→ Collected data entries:
+ + +

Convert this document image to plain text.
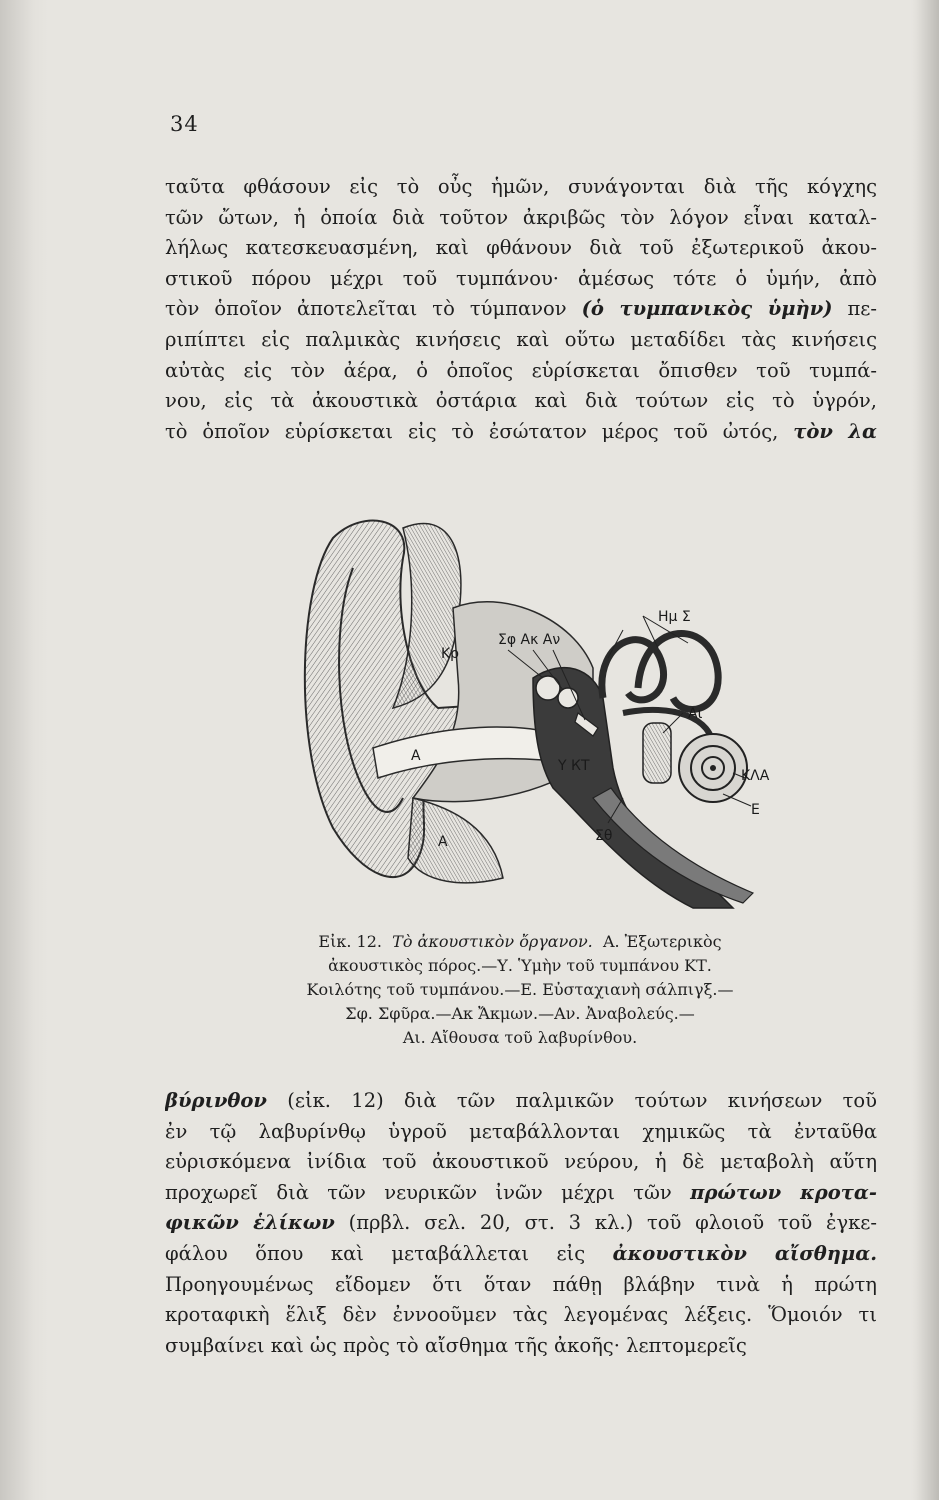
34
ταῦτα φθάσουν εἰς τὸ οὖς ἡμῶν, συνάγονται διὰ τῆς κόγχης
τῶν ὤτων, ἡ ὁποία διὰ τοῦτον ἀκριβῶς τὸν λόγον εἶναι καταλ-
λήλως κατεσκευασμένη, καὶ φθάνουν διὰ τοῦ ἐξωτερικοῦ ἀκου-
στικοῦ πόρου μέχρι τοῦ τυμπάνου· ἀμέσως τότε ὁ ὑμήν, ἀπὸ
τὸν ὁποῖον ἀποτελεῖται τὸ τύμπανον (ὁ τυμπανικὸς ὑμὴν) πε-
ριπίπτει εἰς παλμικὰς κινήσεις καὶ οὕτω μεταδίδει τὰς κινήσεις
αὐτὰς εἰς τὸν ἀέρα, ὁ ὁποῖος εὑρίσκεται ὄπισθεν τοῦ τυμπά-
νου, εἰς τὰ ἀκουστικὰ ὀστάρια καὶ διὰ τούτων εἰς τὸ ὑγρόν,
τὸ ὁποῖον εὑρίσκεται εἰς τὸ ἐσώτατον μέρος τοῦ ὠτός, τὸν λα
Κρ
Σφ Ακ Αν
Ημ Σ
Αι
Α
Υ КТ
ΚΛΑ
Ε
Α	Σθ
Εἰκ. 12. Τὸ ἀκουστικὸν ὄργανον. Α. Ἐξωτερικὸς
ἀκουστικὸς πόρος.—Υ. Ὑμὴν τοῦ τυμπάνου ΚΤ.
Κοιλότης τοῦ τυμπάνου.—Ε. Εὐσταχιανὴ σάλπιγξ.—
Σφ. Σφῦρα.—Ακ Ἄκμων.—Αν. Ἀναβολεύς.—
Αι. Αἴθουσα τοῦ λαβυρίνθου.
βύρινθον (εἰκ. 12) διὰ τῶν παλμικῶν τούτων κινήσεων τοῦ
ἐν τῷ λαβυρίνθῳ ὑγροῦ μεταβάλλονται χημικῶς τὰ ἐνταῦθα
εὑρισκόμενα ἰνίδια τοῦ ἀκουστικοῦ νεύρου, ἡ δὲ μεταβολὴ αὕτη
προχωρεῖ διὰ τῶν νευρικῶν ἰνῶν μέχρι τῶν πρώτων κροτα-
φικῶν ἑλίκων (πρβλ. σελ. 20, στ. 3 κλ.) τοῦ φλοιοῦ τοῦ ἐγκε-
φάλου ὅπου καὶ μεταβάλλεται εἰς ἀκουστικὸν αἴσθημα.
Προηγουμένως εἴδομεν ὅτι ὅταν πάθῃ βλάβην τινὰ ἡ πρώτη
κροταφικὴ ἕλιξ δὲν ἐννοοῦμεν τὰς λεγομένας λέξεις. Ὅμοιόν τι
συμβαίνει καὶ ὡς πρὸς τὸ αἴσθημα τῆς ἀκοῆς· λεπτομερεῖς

+ + +

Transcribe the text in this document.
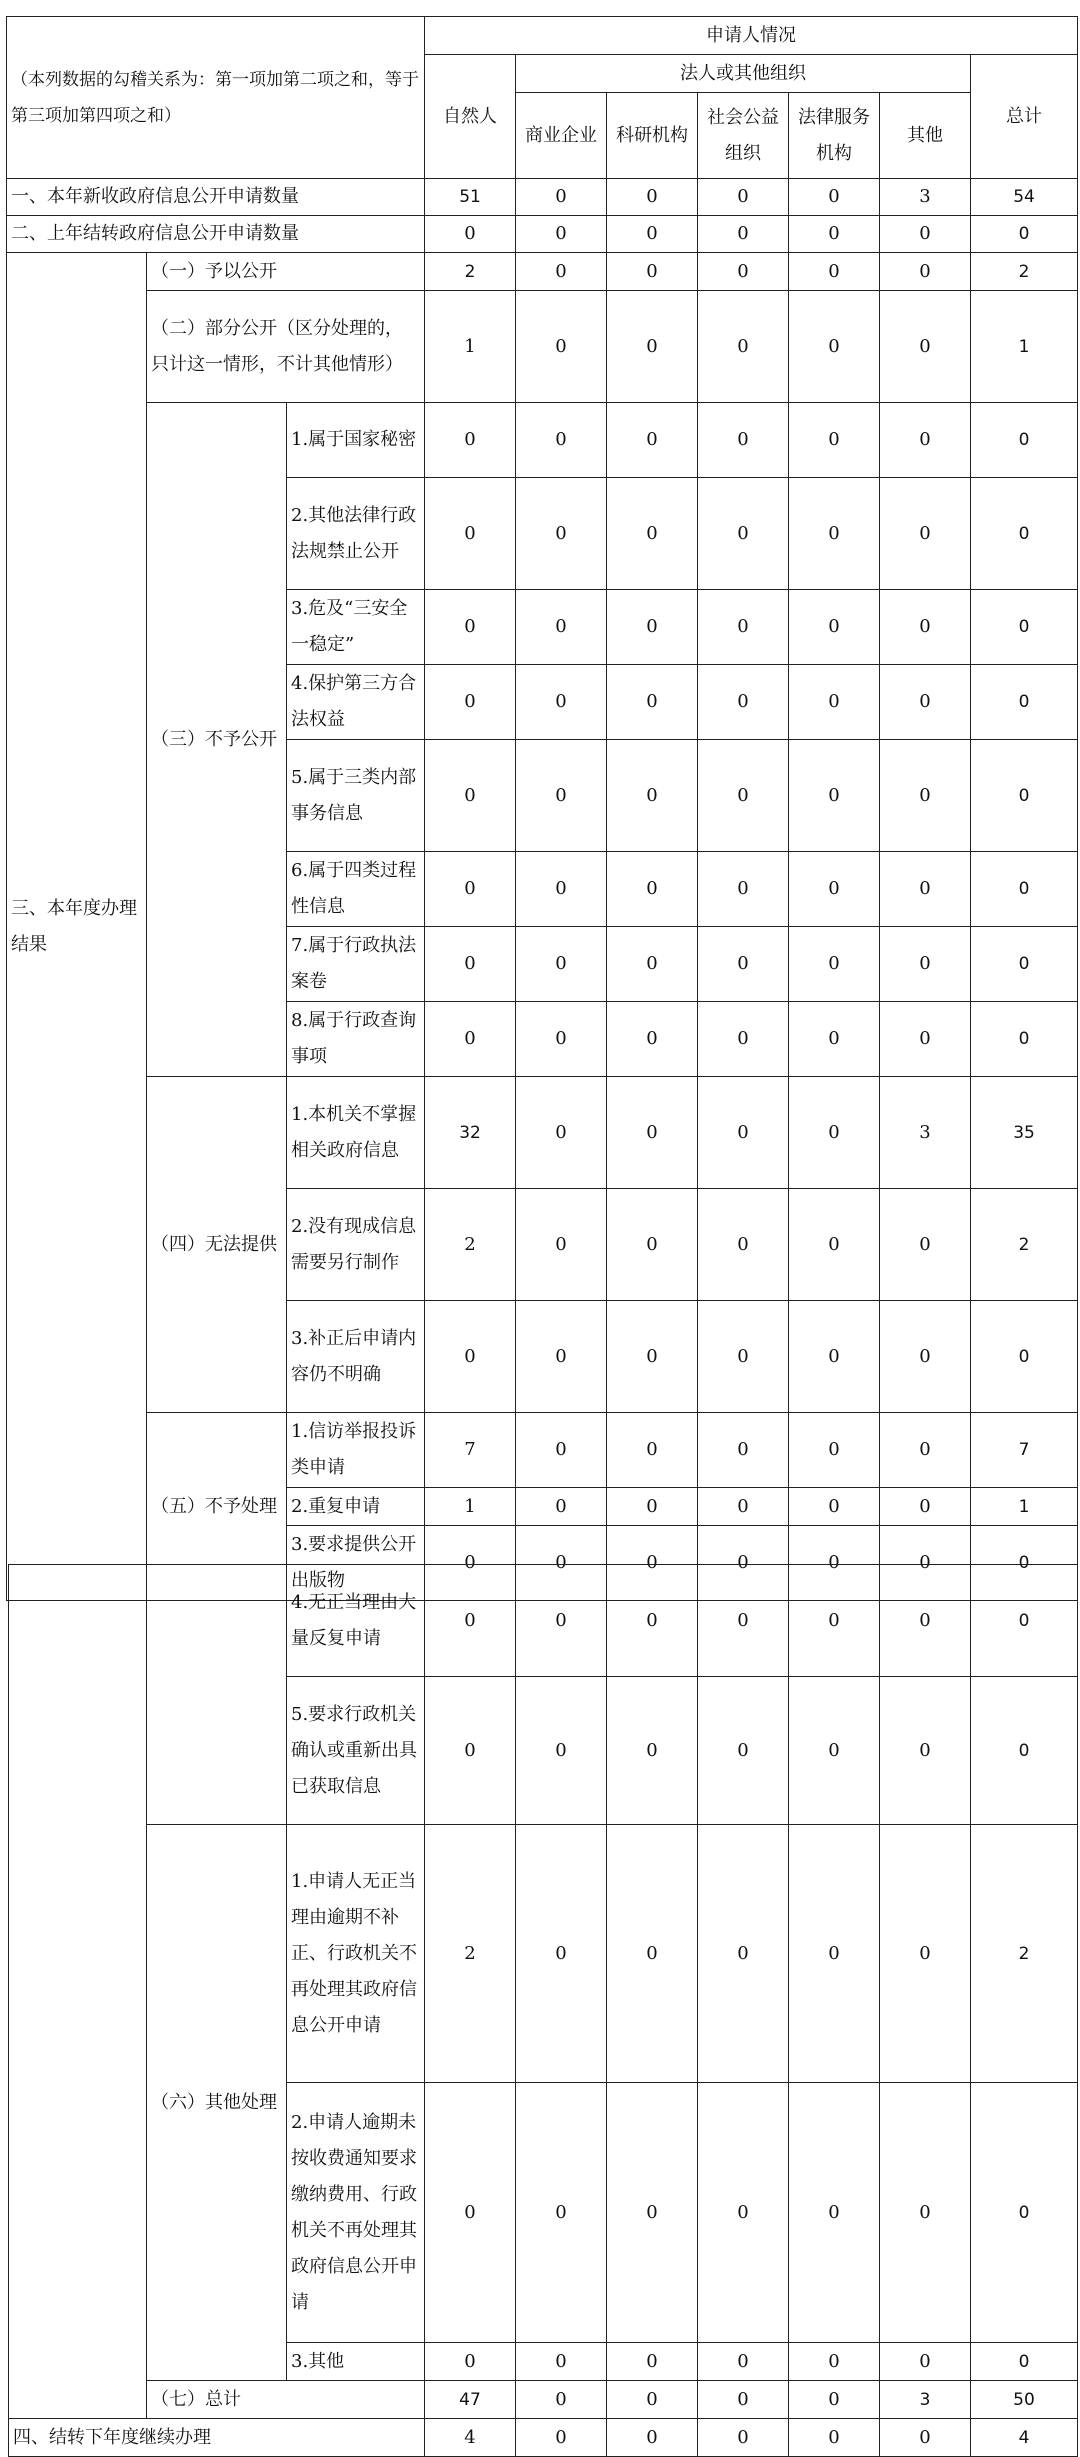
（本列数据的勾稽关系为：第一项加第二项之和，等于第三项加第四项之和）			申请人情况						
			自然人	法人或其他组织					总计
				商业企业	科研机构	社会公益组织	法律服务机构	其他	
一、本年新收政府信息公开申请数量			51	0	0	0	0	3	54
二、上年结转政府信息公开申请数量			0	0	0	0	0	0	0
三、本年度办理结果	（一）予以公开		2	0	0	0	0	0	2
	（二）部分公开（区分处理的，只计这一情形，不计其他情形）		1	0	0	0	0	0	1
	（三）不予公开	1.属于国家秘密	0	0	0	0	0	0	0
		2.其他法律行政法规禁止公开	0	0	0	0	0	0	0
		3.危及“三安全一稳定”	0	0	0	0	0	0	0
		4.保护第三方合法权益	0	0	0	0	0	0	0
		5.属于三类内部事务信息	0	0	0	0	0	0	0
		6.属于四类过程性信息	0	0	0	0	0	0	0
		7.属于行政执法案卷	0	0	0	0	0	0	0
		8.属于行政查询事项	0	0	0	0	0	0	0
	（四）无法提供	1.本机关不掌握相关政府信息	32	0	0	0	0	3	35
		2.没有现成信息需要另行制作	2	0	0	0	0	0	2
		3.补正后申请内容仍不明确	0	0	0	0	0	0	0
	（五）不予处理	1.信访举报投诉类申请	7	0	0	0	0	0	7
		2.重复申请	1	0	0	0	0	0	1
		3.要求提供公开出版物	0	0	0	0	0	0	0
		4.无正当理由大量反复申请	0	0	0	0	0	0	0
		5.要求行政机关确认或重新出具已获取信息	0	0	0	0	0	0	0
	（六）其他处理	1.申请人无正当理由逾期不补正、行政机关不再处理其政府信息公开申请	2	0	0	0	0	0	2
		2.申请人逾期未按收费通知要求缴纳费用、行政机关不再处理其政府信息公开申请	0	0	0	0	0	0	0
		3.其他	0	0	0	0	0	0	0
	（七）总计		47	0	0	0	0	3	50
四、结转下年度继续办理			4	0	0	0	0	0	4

+ + +

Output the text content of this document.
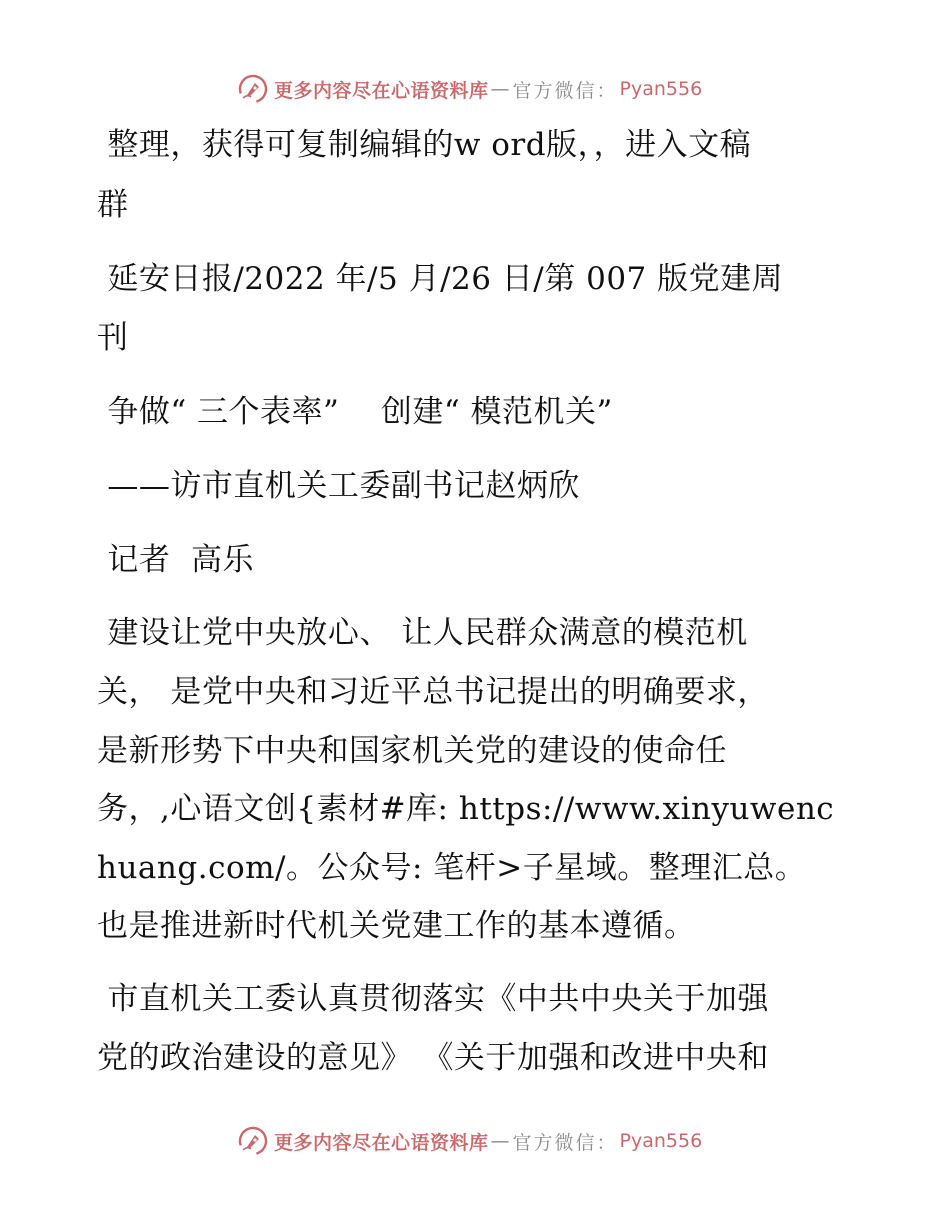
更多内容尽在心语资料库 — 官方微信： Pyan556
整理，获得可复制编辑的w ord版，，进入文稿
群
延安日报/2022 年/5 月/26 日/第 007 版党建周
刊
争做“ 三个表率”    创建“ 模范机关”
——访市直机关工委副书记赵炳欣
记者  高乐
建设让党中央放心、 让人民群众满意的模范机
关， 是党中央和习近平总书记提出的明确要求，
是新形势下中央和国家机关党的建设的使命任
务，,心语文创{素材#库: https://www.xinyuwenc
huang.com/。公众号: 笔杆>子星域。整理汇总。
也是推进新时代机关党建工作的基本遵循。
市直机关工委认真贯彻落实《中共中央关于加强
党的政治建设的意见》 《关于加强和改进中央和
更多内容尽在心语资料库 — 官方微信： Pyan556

+ + +

→ AIM OF THE EXERCISE:
Return every line above in which the string "ἀκουστικὸν" occurs.

→ RESPONSE TO THIS EXERCISE:
Εἰκ. 12. Τὸ ἀκουστικὸν ὄργανον. Α. Ἐξωτερικὸς
φάλου ὅπου καὶ μεταβάλλεται εἰς ἀκουστικὸν αἴσθημα.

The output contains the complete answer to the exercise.